» **DIRECTION**
All records are to be retyped faithfully and completely.

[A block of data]
start

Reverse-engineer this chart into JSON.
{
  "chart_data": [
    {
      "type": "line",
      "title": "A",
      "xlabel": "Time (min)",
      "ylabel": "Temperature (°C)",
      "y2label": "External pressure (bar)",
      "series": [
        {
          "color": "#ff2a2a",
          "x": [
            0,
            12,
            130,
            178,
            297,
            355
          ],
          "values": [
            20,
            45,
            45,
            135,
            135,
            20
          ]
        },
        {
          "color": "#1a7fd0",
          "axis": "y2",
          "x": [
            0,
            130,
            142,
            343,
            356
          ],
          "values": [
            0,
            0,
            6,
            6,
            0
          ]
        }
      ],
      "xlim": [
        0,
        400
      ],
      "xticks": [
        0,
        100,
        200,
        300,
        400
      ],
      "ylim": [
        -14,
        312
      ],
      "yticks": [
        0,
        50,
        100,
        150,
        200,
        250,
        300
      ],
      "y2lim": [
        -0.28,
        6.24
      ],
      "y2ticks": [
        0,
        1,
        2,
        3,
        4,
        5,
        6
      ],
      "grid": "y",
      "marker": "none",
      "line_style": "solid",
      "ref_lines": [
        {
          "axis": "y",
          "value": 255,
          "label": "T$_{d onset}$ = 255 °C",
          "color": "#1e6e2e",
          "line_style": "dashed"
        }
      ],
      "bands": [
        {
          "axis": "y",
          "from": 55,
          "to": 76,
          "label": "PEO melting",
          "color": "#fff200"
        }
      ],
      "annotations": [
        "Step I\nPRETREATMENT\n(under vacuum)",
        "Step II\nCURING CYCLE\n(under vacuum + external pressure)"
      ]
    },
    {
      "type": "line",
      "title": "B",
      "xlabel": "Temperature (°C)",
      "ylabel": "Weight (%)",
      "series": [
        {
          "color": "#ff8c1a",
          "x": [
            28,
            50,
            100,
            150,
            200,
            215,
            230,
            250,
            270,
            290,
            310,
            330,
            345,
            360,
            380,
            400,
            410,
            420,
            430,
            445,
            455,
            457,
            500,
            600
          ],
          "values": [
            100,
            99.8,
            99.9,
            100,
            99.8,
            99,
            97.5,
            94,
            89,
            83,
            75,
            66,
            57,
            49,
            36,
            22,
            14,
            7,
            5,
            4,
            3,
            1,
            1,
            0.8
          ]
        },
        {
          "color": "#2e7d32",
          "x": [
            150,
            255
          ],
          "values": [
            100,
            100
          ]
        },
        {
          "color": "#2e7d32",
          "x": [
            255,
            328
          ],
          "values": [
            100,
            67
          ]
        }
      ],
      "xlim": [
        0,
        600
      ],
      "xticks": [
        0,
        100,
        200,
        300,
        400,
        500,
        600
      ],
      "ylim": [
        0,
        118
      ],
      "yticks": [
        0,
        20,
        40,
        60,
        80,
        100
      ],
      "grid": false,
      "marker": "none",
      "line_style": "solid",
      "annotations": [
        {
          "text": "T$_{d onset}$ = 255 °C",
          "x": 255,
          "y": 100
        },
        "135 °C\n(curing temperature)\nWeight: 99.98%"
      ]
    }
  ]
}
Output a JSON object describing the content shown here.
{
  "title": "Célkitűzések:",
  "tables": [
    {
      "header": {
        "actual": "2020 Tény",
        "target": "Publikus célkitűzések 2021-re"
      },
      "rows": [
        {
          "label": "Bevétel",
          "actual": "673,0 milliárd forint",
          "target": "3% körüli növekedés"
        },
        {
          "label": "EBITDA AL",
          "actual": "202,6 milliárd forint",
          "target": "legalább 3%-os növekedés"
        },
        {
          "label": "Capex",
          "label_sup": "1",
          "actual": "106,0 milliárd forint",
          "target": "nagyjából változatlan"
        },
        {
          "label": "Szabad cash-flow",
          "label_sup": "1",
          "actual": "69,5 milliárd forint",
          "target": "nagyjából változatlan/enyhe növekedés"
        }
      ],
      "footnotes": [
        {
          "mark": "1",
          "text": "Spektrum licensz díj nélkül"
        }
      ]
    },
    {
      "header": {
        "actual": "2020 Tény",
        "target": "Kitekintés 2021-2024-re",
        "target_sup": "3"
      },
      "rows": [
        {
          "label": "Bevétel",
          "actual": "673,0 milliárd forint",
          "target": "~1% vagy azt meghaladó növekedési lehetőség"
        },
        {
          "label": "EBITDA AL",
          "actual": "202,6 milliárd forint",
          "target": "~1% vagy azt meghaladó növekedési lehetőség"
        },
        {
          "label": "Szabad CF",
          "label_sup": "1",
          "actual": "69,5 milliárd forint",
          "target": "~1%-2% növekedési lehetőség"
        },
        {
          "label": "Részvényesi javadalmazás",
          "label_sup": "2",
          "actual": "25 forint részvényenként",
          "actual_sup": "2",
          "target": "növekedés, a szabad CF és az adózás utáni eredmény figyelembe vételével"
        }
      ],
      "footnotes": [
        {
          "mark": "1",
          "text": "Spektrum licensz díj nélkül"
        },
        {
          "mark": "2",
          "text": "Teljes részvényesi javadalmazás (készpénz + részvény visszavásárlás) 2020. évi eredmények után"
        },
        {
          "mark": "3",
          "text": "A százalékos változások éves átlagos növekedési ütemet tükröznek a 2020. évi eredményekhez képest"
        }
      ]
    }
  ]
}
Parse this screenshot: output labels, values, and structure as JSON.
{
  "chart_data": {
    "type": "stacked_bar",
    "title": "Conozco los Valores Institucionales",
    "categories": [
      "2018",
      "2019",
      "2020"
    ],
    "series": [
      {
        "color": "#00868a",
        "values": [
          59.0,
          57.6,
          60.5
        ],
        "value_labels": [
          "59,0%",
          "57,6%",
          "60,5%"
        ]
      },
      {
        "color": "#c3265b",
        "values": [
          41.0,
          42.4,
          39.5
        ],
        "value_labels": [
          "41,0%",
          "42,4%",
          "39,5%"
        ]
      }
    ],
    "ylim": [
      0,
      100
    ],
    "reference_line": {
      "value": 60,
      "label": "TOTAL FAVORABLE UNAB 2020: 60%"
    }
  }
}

end

» **TASK RESPONSE**
Reverse-engineer this chart into JSON.
{
  "chart_data": [
    {
      "type": "line",
      "title": "A",
      "xlabel": "Time (min)",
      "ylabel": "Temperature (°C)",
      "y2label": "External pressure (bar)",
      "series": [
        {
          "color": "#ff2a2a",
          "x": [
            0,
            12,
            130,
            178,
            297,
            355
          ],
          "values": [
            20,
            45,
            45,
            135,
            135,
            20
          ]
        },
        {
          "color": "#1a7fd0",
          "axis": "y2",
          "x": [
            0,
            130,
            142,
            343,
            356
          ],
          "values": [
            0,
            0,
            6,
            6,
            0
          ]
        }
      ],
      "xlim": [
        0,
        400
      ],
      "xticks": [
        0,
        100,
        200,
        300,
        400
      ],
      "ylim": [
        -14,
        312
      ],
      "yticks": [
        0,
        50,
        100,
        150,
        200,
        250,
        300
      ],
      "y2lim": [
        -0.28,
        6.24
      ],
      "y2ticks": [
        0,
        1,
        2,
        3,
        4,
        5,
        6
      ],
      "grid": "y",
      "marker": "none",
      "line_style": "solid",
      "ref_lines": [
        {
          "axis": "y",
          "value": 255,
          "label": "T$_{d onset}$ = 255 °C",
          "color": "#1e6e2e",
          "line_style": "dashed"
        }
      ],
      "bands": [
        {
          "axis": "y",
          "from": 55,
          "to": 76,
          "label": "PEO melting",
          "color": "#fff200"
        }
      ],
      "annotations": [
        "Step I\nPRETREATMENT\n(under vacuum)",
        "Step II\nCURING CYCLE\n(under vacuum + external pressure)"
      ]
    },
    {
      "type": "line",
      "title": "B",
      "xlabel": "Temperature (°C)",
      "ylabel": "Weight (%)",
      "series": [
        {
          "color": "#ff8c1a",
          "x": [
            28,
            50,
            100,
            150,
            200,
            215,
            230,
            250,
            270,
            290,
            310,
            330,
            345,
            360,
            380,
            400,
            410,
            420,
            430,
            445,
            455,
            457,
            500,
            600
          ],
          "values": [
            100,
            99.8,
            99.9,
            100,
            99.8,
            99,
            97.5,
            94,
            89,
            83,
            75,
            66,
            57,
            49,
            36,
            22,
            14,
            7,
            5,
            4,
            3,
            1,
            1,
            0.8
          ]
        },
        {
          "color": "#2e7d32",
          "x": [
            150,
            255
          ],
          "values": [
            100,
            100
          ]
        },
        {
          "color": "#2e7d32",
          "x": [
            255,
            328
          ],
          "values": [
            100,
            67
          ]
        }
      ],
      "xlim": [
        0,
        600
      ],
      "xticks": [
        0,
        100,
        200,
        300,
        400,
        500,
        600
      ],
      "ylim": [
        0,
        118
      ],
      "yticks": [
        0,
        20,
        40,
        60,
        80,
        100
      ],
      "grid": false,
      "marker": "none",
      "line_style": "solid",
      "annotations": [
        {
          "text": "T$_{d onset}$ = 255 °C",
          "x": 255,
          "y": 100
        },
        "135 °C\n(curing temperature)\nWeight: 99.98%"
      ]
    }
  ]
}
Output a JSON object describing the content shown here.
{
  "title": "Célkitűzések:",
  "tables": [
    {
      "header": {
        "actual": "2020 Tény",
        "target": "Publikus célkitűzések 2021-re"
      },
      "rows": [
        {
          "label": "Bevétel",
          "actual": "673,0 milliárd forint",
          "target": "3% körüli növekedés"
        },
        {
          "label": "EBITDA AL",
          "actual": "202,6 milliárd forint",
          "target": "legalább 3%-os növekedés"
        },
        {
          "label": "Capex",
          "label_sup": "1",
          "actual": "106,0 milliárd forint",
          "target": "nagyjából változatlan"
        },
        {
          "label": "Szabad cash-flow",
          "label_sup": "1",
          "actual": "69,5 milliárd forint",
          "target": "nagyjából változatlan/enyhe növekedés"
        }
      ],
      "footnotes": [
        {
          "mark": "1",
          "text": "Spektrum licensz díj nélkül"
        }
      ]
    },
    {
      "header": {
        "actual": "2020 Tény",
        "target": "Kitekintés 2021-2024-re",
        "target_sup": "3"
      },
      "rows": [
        {
          "label": "Bevétel",
          "actual": "673,0 milliárd forint",
          "target": "~1% vagy azt meghaladó növekedési lehetőség"
        },
        {
          "label": "EBITDA AL",
          "actual": "202,6 milliárd forint",
          "target": "~1% vagy azt meghaladó növekedési lehetőség"
        },
        {
          "label": "Szabad CF",
          "label_sup": "1",
          "actual": "69,5 milliárd forint",
          "target": "~1%-2% növekedési lehetőség"
        },
        {
          "label": "Részvényesi javadalmazás",
          "label_sup": "2",
          "actual": "25 forint részvényenként",
          "actual_sup": "2",
          "target": "növekedés, a szabad CF és az adózás utáni eredmény figyelembe vételével"
        }
      ],
      "footnotes": [
        {
          "mark": "1",
          "text": "Spektrum licensz díj nélkül"
        },
        {
          "mark": "2",
          "text": "Teljes részvényesi javadalmazás (készpénz + részvény visszavásárlás) 2020. évi eredmények után"
        },
        {
          "mark": "3",
          "text": "A százalékos változások éves átlagos növekedési ütemet tükröznek a 2020. évi eredményekhez képest"
        }
      ]
    }
  ]
}
Parse this screenshot: output labels, values, and structure as JSON.
{
  "chart_data": {
    "type": "stacked_bar",
    "title": "Conozco los Valores Institucionales",
    "categories": [
      "2018",
      "2019",
      "2020"
    ],
    "series": [
      {
        "color": "#00868a",
        "values": [
          59.0,
          57.6,
          60.5
        ],
        "value_labels": [
          "59,0%",
          "57,6%",
          "60,5%"
        ]
      },
      {
        "color": "#c3265b",
        "values": [
          41.0,
          42.4,
          39.5
        ],
        "value_labels": [
          "41,0%",
          "42,4%",
          "39,5%"
        ]
      }
    ],
    "ylim": [
      0,
      100
    ],
    "reference_line": {
      "value": 60,
      "label": "TOTAL FAVORABLE UNAB 2020: 60%"
    }
  }
}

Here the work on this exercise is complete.